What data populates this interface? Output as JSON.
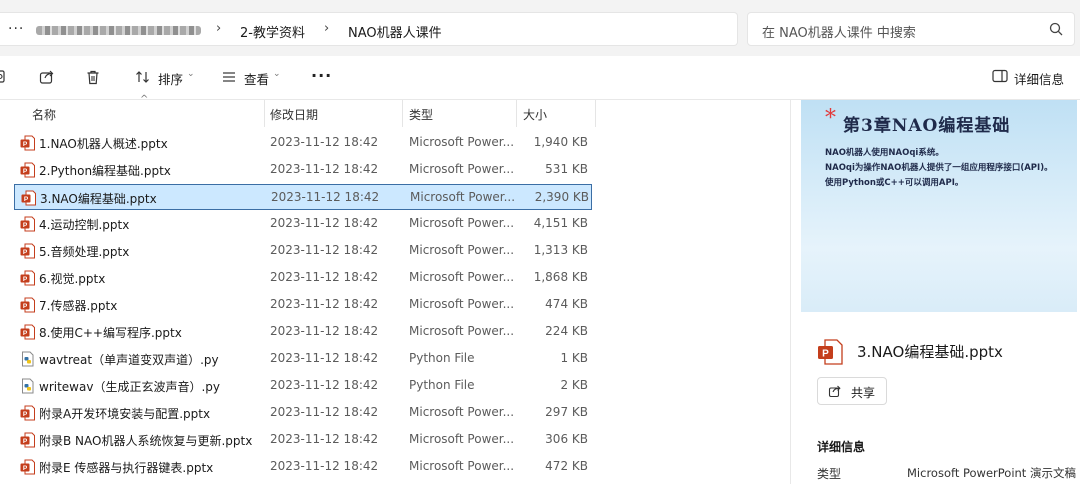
{
  "address": {
    "more_label": "···",
    "crumbs": [
      "2-教学资料",
      "NAO机器人课件"
    ],
    "separator": "›"
  },
  "search": {
    "placeholder": "在 NAO机器人课件 中搜索"
  },
  "toolbar": {
    "sort_label": "排序",
    "view_label": "查看",
    "more_label": "···",
    "details_label": "详细信息"
  },
  "columns": {
    "name": "名称",
    "modified": "修改日期",
    "type": "类型",
    "size": "大小"
  },
  "files": [
    {
      "name": "1.NAO机器人概述.pptx",
      "modified": "2023-11-12 18:42",
      "type": "Microsoft Power...",
      "size": "1,940 KB",
      "icon": "powerpoint-file-icon"
    },
    {
      "name": "2.Python编程基础.pptx",
      "modified": "2023-11-12 18:42",
      "type": "Microsoft Power...",
      "size": "531 KB",
      "icon": "powerpoint-file-icon"
    },
    {
      "name": "3.NAO编程基础.pptx",
      "modified": "2023-11-12 18:42",
      "type": "Microsoft Power...",
      "size": "2,390 KB",
      "icon": "powerpoint-file-icon",
      "selected": true
    },
    {
      "name": "4.运动控制.pptx",
      "modified": "2023-11-12 18:42",
      "type": "Microsoft Power...",
      "size": "4,151 KB",
      "icon": "powerpoint-file-icon"
    },
    {
      "name": "5.音频处理.pptx",
      "modified": "2023-11-12 18:42",
      "type": "Microsoft Power...",
      "size": "1,313 KB",
      "icon": "powerpoint-file-icon"
    },
    {
      "name": "6.视觉.pptx",
      "modified": "2023-11-12 18:42",
      "type": "Microsoft Power...",
      "size": "1,868 KB",
      "icon": "powerpoint-file-icon"
    },
    {
      "name": "7.传感器.pptx",
      "modified": "2023-11-12 18:42",
      "type": "Microsoft Power...",
      "size": "474 KB",
      "icon": "powerpoint-file-icon"
    },
    {
      "name": "8.使用C++编写程序.pptx",
      "modified": "2023-11-12 18:42",
      "type": "Microsoft Power...",
      "size": "224 KB",
      "icon": "powerpoint-file-icon"
    },
    {
      "name": "wavtreat（单声道变双声道）.py",
      "modified": "2023-11-12 18:42",
      "type": "Python File",
      "size": "1 KB",
      "icon": "python-file-icon"
    },
    {
      "name": "writewav（生成正玄波声音）.py",
      "modified": "2023-11-12 18:42",
      "type": "Python File",
      "size": "2 KB",
      "icon": "python-file-icon"
    },
    {
      "name": "附录A开发环境安装与配置.pptx",
      "modified": "2023-11-12 18:42",
      "type": "Microsoft Power...",
      "size": "297 KB",
      "icon": "powerpoint-file-icon"
    },
    {
      "name": "附录B NAO机器人系统恢复与更新.pptx",
      "modified": "2023-11-12 18:42",
      "type": "Microsoft Power...",
      "size": "306 KB",
      "icon": "powerpoint-file-icon"
    },
    {
      "name": "附录E 传感器与执行器键表.pptx",
      "modified": "2023-11-12 18:42",
      "type": "Microsoft Power...",
      "size": "472 KB",
      "icon": "powerpoint-file-icon"
    }
  ],
  "preview": {
    "star": "*",
    "title": "第3章NAO编程基础",
    "lines": [
      "NAO机器人使用NAOqi系统。",
      "NAOqi为操作NAO机器人提供了一组应用程序接口(API)。",
      "使用Python或C++可以调用API。"
    ]
  },
  "details": {
    "file_name": "3.NAO编程基础.pptx",
    "share_label": "共享",
    "section_title": "详细信息",
    "type_key": "类型",
    "type_value": "Microsoft PowerPoint 演示文稿"
  },
  "colors": {
    "selection_bg": "#cce8ff",
    "selection_border": "#3b6ea5",
    "powerpoint_red": "#c43e1c"
  }
}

▸ Request:
Return the listing above unchanged, apart from dropping its pictures.

▸ Task answer:
What data populates this interface? Output as JSON.
{
  "address": {
    "more_label": "···",
    "crumbs": [
      "2-教学资料",
      "NAO机器人课件"
    ],
    "separator": "›"
  },
  "search": {
    "placeholder": "在 NAO机器人课件 中搜索"
  },
  "toolbar": {
    "sort_label": "排序",
    "view_label": "查看",
    "more_label": "···",
    "details_label": "详细信息"
  },
  "columns": {
    "name": "名称",
    "modified": "修改日期",
    "type": "类型",
    "size": "大小"
  },
  "files": [
    {
      "name": "1.NAO机器人概述.pptx",
      "modified": "2023-11-12 18:42",
      "type": "Microsoft Power...",
      "size": "1,940 KB",
      "icon": "powerpoint-file-icon"
    },
    {
      "name": "2.Python编程基础.pptx",
      "modified": "2023-11-12 18:42",
      "type": "Microsoft Power...",
      "size": "531 KB",
      "icon": "powerpoint-file-icon"
    },
    {
      "name": "3.NAO编程基础.pptx",
      "modified": "2023-11-12 18:42",
      "type": "Microsoft Power...",
      "size": "2,390 KB",
      "icon": "powerpoint-file-icon",
      "selected": true
    },
    {
      "name": "4.运动控制.pptx",
      "modified": "2023-11-12 18:42",
      "type": "Microsoft Power...",
      "size": "4,151 KB",
      "icon": "powerpoint-file-icon"
    },
    {
      "name": "5.音频处理.pptx",
      "modified": "2023-11-12 18:42",
      "type": "Microsoft Power...",
      "size": "1,313 KB",
      "icon": "powerpoint-file-icon"
    },
    {
      "name": "6.视觉.pptx",
      "modified": "2023-11-12 18:42",
      "type": "Microsoft Power...",
      "size": "1,868 KB",
      "icon": "powerpoint-file-icon"
    },
    {
      "name": "7.传感器.pptx",
      "modified": "2023-11-12 18:42",
      "type": "Microsoft Power...",
      "size": "474 KB",
      "icon": "powerpoint-file-icon"
    },
    {
      "name": "8.使用C++编写程序.pptx",
      "modified": "2023-11-12 18:42",
      "type": "Microsoft Power...",
      "size": "224 KB",
      "icon": "powerpoint-file-icon"
    },
    {
      "name": "wavtreat（单声道变双声道）.py",
      "modified": "2023-11-12 18:42",
      "type": "Python File",
      "size": "1 KB",
      "icon": "python-file-icon"
    },
    {
      "name": "writewav（生成正玄波声音）.py",
      "modified": "2023-11-12 18:42",
      "type": "Python File",
      "size": "2 KB",
      "icon": "python-file-icon"
    },
    {
      "name": "附录A开发环境安装与配置.pptx",
      "modified": "2023-11-12 18:42",
      "type": "Microsoft Power...",
      "size": "297 KB",
      "icon": "powerpoint-file-icon"
    },
    {
      "name": "附录B NAO机器人系统恢复与更新.pptx",
      "modified": "2023-11-12 18:42",
      "type": "Microsoft Power...",
      "size": "306 KB",
      "icon": "powerpoint-file-icon"
    },
    {
      "name": "附录E 传感器与执行器键表.pptx",
      "modified": "2023-11-12 18:42",
      "type": "Microsoft Power...",
      "size": "472 KB",
      "icon": "powerpoint-file-icon"
    }
  ],
  "preview": {
    "star": "*",
    "title": "第3章NAO编程基础",
    "lines": [
      "NAO机器人使用NAOqi系统。",
      "NAOqi为操作NAO机器人提供了一组应用程序接口(API)。",
      "使用Python或C++可以调用API。"
    ]
  },
  "details": {
    "file_name": "3.NAO编程基础.pptx",
    "share_label": "共享",
    "section_title": "详细信息",
    "type_key": "类型",
    "type_value": "Microsoft PowerPoint 演示文稿"
  },
  "colors": {
    "selection_bg": "#cce8ff",
    "selection_border": "#3b6ea5",
    "powerpoint_red": "#c43e1c"
  }
}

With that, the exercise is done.